#### Given task
Return each line holding the string "name".

#### Material to process
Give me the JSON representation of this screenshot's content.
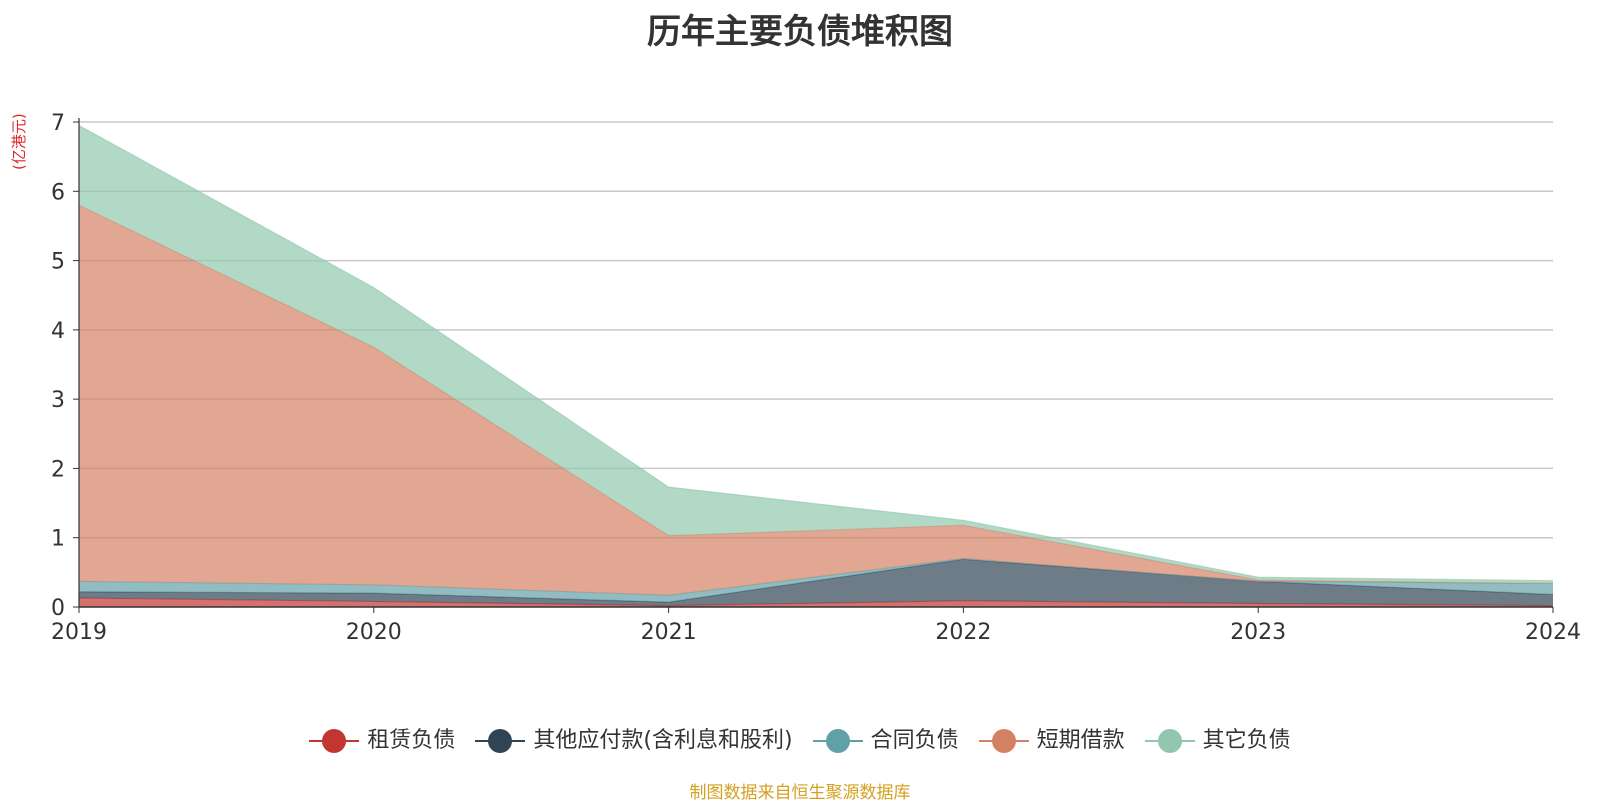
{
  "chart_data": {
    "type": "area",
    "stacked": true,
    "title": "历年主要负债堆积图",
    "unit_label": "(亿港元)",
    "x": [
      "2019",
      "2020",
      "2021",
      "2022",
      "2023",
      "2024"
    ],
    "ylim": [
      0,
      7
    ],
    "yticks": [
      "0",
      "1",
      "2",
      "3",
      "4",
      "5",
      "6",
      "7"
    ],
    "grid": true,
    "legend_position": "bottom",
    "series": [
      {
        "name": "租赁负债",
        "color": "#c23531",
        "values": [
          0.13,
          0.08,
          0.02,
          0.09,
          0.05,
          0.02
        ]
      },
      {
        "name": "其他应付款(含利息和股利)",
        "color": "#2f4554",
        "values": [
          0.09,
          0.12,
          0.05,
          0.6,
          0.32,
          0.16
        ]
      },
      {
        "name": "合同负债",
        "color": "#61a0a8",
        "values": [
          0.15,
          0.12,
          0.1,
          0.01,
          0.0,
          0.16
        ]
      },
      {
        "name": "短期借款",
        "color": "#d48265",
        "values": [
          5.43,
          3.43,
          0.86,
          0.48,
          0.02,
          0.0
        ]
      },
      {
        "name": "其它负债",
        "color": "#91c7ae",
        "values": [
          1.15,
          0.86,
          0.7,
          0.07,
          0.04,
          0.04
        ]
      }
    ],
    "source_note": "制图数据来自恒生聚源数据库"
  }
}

---

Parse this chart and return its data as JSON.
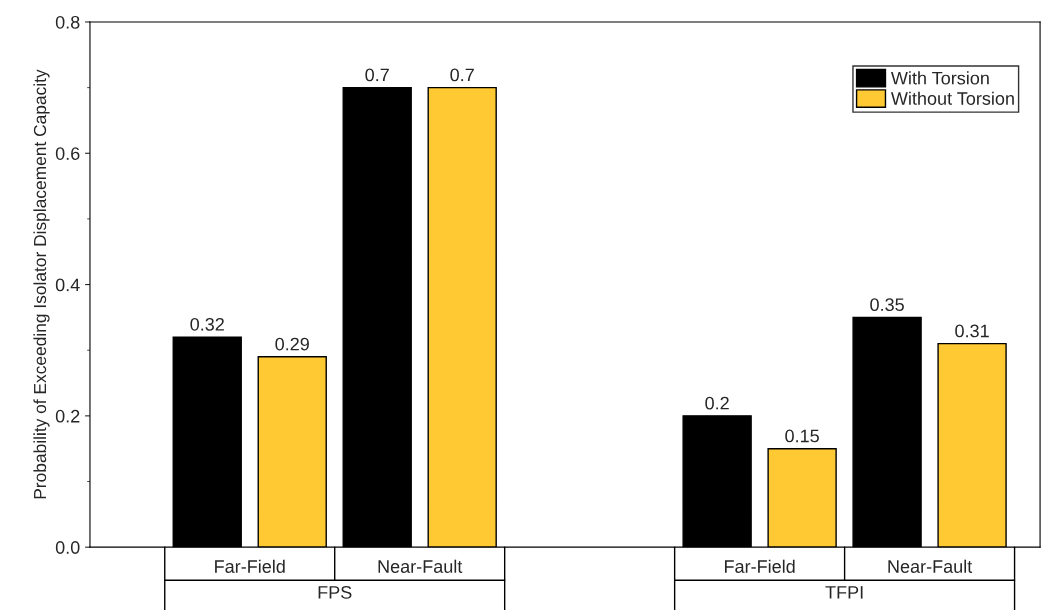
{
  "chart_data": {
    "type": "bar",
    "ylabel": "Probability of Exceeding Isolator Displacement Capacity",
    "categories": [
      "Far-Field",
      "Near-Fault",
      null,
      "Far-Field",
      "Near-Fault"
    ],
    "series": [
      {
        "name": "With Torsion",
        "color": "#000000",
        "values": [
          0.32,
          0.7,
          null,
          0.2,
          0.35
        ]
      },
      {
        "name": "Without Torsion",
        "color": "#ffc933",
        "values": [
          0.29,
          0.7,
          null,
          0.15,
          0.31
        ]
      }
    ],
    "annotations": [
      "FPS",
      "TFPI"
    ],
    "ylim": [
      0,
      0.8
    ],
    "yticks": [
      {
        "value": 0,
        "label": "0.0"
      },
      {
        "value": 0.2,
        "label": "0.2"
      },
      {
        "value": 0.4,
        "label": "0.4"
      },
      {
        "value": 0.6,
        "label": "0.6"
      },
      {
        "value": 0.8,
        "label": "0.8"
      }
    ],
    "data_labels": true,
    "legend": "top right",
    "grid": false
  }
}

* * *

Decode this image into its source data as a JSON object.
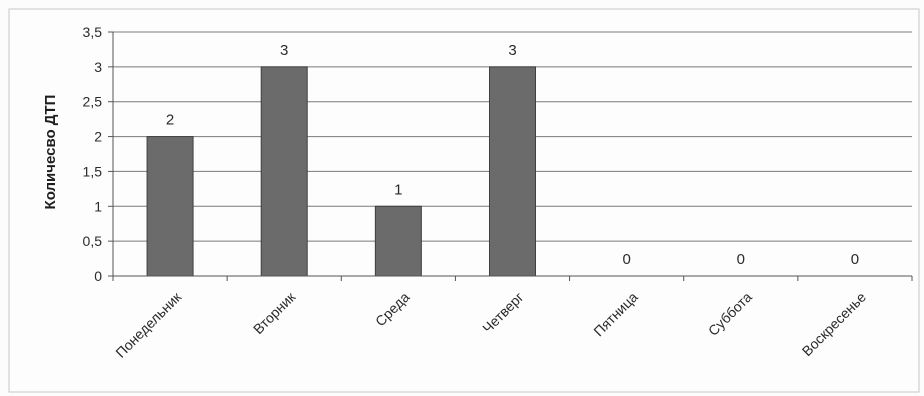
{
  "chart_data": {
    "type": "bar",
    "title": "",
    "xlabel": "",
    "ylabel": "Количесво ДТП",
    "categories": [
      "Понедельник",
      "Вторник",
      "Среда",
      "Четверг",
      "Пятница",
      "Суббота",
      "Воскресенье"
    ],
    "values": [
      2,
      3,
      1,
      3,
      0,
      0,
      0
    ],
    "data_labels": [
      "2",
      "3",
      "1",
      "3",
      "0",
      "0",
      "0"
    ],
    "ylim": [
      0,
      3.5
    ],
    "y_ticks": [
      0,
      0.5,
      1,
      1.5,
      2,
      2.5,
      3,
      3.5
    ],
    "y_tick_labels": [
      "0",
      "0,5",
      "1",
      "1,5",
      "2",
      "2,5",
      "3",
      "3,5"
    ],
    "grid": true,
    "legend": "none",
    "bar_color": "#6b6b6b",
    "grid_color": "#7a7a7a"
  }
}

#### The response
        "name": "租赁负债",
        "name": "其他应付款(含利息和股利)",
        "name": "合同负债",
        "name": "短期借款",
        "name": "其它负债",
        "name": "With Torsion",
        "name": "Without Torsion",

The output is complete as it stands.